EXERCISE GOAL -> Report all lines holding "маҳаллам".

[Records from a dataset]
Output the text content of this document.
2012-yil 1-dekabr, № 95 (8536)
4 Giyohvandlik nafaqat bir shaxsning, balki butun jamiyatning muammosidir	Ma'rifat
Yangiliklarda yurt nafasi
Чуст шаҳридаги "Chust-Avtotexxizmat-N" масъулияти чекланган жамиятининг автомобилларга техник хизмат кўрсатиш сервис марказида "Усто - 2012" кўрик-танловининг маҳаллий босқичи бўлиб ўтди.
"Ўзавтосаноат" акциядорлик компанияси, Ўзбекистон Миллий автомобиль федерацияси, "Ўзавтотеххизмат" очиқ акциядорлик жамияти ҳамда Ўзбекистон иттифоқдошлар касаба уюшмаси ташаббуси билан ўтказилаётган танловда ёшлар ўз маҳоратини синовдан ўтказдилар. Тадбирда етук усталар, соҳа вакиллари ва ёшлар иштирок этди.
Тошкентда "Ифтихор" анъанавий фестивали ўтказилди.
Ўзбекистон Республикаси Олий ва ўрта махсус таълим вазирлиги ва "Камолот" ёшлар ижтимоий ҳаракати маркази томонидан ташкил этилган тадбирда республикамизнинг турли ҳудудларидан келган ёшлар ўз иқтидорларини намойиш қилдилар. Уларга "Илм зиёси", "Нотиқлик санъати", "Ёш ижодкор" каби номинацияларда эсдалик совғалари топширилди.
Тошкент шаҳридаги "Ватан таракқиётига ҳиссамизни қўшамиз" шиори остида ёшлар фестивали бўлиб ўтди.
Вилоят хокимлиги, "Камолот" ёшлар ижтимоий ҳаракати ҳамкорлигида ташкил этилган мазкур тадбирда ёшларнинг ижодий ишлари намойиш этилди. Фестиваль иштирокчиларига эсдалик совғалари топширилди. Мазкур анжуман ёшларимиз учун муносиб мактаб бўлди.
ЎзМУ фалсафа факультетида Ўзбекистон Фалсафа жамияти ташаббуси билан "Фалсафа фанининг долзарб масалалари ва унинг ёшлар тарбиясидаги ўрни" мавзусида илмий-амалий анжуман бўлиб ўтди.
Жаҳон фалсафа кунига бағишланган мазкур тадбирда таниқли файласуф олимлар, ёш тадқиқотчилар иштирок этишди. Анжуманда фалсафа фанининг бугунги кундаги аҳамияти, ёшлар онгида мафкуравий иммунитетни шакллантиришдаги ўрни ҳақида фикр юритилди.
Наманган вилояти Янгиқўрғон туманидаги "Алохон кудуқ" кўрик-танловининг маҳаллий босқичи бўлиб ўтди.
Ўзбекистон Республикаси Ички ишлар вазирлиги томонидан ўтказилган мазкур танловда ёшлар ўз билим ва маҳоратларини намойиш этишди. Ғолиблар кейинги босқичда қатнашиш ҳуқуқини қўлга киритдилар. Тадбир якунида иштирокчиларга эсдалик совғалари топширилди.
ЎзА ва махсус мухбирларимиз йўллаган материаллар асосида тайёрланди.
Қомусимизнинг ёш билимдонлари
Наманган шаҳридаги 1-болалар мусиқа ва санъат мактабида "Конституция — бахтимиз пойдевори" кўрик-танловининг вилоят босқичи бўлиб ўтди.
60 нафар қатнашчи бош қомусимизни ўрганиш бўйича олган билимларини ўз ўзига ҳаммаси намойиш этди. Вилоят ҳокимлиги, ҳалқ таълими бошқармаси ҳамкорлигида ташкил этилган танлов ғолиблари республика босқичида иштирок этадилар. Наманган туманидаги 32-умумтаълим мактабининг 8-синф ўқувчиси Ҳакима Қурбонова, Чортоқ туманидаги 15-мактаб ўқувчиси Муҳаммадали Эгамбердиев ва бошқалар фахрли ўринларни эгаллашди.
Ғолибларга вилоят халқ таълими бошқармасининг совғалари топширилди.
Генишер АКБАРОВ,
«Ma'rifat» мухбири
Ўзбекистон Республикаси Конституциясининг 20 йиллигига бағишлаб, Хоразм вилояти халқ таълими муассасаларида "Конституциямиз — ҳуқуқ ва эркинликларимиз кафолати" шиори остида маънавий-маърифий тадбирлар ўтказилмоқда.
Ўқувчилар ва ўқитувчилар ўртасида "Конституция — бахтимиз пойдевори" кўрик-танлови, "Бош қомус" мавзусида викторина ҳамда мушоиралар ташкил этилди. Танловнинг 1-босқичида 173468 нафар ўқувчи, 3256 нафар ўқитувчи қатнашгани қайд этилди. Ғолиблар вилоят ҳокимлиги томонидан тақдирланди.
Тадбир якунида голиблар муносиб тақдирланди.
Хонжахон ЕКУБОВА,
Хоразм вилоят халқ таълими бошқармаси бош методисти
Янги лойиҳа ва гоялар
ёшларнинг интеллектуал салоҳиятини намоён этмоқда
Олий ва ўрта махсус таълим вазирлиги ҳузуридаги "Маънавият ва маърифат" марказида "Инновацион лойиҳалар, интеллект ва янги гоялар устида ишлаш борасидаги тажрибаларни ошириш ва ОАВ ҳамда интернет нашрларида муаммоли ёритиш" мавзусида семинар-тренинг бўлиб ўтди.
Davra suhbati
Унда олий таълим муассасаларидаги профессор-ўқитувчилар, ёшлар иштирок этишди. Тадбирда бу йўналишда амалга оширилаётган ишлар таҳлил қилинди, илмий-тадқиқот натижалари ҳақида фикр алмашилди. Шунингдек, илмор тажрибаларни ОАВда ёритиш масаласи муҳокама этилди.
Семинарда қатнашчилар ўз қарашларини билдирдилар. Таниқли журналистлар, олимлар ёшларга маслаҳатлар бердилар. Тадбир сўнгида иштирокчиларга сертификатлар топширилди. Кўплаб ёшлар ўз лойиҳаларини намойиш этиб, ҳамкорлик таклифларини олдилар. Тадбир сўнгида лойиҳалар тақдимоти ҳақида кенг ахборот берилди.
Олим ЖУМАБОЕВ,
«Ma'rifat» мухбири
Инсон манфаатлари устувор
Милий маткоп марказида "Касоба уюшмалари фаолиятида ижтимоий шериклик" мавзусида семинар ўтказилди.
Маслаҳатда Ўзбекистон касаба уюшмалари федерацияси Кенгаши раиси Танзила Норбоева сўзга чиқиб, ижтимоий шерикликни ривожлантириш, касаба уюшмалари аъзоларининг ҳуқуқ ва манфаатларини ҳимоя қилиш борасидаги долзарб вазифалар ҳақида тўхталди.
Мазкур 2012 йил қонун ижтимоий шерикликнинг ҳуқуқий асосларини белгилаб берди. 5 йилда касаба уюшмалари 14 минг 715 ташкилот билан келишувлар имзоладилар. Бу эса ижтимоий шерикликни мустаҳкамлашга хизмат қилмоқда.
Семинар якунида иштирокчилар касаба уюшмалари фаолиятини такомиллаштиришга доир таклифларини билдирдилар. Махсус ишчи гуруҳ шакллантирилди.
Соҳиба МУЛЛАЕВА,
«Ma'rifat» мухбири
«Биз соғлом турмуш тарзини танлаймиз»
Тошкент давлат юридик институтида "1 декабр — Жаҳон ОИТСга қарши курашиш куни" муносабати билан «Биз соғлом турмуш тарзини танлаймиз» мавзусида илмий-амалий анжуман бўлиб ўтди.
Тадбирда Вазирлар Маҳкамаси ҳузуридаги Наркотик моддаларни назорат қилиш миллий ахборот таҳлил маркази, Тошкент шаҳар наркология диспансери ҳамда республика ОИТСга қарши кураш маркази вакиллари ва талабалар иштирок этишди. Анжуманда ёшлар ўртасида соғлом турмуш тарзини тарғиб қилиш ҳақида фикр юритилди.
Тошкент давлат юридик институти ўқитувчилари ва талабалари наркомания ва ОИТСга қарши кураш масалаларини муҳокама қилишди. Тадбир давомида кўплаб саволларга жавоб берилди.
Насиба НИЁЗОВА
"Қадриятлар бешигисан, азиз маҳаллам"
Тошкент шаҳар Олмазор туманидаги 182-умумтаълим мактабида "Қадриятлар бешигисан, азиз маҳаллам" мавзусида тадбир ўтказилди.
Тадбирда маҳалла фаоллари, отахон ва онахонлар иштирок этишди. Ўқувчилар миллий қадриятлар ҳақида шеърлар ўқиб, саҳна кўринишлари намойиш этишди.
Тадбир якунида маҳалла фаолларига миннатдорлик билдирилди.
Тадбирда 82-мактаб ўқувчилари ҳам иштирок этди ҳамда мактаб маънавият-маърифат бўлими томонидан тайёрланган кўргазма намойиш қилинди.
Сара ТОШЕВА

ANSWER TO THIS EXERCISE ->
"Қадриятлар бешигисан, азиз маҳаллам"
Тошкент шаҳар Олмазор туманидаги 182-умумтаълим мактабида "Қадриятлар бешигисан, азиз маҳаллам" мавзусида тадбир ўтказилди.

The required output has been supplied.